### What is expected
Without including any pictures, write out the listing below exactly.

[Data records]
┄┄┄┄┄┄┄┄┄┄

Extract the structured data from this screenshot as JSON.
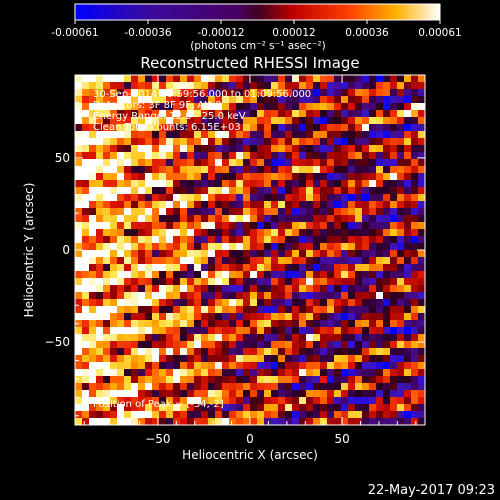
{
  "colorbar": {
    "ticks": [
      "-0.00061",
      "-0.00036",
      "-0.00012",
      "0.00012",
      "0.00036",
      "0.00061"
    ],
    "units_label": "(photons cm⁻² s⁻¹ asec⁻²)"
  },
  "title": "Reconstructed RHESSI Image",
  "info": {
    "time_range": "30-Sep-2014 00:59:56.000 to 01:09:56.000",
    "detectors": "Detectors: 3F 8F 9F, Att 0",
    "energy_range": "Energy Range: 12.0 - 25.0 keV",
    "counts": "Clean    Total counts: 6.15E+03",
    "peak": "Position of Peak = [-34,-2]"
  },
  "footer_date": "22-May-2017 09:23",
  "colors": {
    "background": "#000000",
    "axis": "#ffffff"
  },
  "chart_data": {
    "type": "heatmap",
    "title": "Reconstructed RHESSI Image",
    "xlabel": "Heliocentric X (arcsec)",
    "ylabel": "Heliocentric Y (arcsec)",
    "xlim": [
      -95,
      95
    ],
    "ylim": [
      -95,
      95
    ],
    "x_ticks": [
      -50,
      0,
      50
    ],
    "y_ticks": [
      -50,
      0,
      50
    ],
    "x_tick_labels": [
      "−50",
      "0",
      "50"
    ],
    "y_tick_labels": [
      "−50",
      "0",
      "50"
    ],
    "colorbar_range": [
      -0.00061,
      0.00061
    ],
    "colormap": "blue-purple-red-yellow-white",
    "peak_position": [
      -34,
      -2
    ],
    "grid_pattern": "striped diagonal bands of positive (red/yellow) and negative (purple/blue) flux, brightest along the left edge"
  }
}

┄┄┄┄┄┄┄┄┄┄

### Solution to this problem
Extract the structured data from this screenshot as JSON.
{
  "colorbar": {
    "ticks": [
      "-0.00061",
      "-0.00036",
      "-0.00012",
      "0.00012",
      "0.00036",
      "0.00061"
    ],
    "units_label": "(photons cm⁻² s⁻¹ asec⁻²)"
  },
  "title": "Reconstructed RHESSI Image",
  "info": {
    "time_range": "30-Sep-2014 00:59:56.000 to 01:09:56.000",
    "detectors": "Detectors: 3F 8F 9F, Att 0",
    "energy_range": "Energy Range: 12.0 - 25.0 keV",
    "counts": "Clean    Total counts: 6.15E+03",
    "peak": "Position of Peak = [-34,-2]"
  },
  "footer_date": "22-May-2017 09:23",
  "colors": {
    "background": "#000000",
    "axis": "#ffffff"
  },
  "chart_data": {
    "type": "heatmap",
    "title": "Reconstructed RHESSI Image",
    "xlabel": "Heliocentric X (arcsec)",
    "ylabel": "Heliocentric Y (arcsec)",
    "xlim": [
      -95,
      95
    ],
    "ylim": [
      -95,
      95
    ],
    "x_ticks": [
      -50,
      0,
      50
    ],
    "y_ticks": [
      -50,
      0,
      50
    ],
    "x_tick_labels": [
      "−50",
      "0",
      "50"
    ],
    "y_tick_labels": [
      "−50",
      "0",
      "50"
    ],
    "colorbar_range": [
      -0.00061,
      0.00061
    ],
    "colormap": "blue-purple-red-yellow-white",
    "peak_position": [
      -34,
      -2
    ],
    "grid_pattern": "striped diagonal bands of positive (red/yellow) and negative (purple/blue) flux, brightest along the left edge"
  }
}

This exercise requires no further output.